**Set exercise**
Among the entries, which lines carry the string "CZĘŚĆ"? Copy each of them.

**Data records**
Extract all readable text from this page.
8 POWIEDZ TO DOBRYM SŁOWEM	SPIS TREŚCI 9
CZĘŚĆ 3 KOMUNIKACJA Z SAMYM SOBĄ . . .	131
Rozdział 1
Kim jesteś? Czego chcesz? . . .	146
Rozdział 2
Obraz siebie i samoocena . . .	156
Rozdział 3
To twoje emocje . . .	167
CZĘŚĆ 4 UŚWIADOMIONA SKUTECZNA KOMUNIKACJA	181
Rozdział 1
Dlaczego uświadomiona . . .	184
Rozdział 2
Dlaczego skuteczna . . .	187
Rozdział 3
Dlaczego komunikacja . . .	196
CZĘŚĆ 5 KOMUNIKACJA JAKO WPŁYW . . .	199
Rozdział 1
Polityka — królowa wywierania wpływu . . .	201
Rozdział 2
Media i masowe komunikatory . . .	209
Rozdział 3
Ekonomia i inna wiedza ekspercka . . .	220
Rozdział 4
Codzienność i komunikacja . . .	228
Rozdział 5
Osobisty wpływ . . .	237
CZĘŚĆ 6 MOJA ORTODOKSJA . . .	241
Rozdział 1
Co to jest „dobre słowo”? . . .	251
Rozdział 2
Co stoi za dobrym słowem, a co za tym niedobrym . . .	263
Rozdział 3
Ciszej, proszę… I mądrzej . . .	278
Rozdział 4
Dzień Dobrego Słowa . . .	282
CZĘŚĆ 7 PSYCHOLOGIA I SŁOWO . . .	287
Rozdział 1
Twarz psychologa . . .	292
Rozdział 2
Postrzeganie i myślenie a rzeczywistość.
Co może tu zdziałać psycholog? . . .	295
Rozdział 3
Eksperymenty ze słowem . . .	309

**Result of this task**
CZĘŚĆ 3 KOMUNIKACJA Z SAMYM SOBĄ . . .	131
CZĘŚĆ 4 UŚWIADOMIONA SKUTECZNA KOMUNIKACJA	181
CZĘŚĆ 5 KOMUNIKACJA JAKO WPŁYW . . .	199
CZĘŚĆ 6 MOJA ORTODOKSJA . . .	241
CZĘŚĆ 7 PSYCHOLOGIA I SŁOWO . . .	287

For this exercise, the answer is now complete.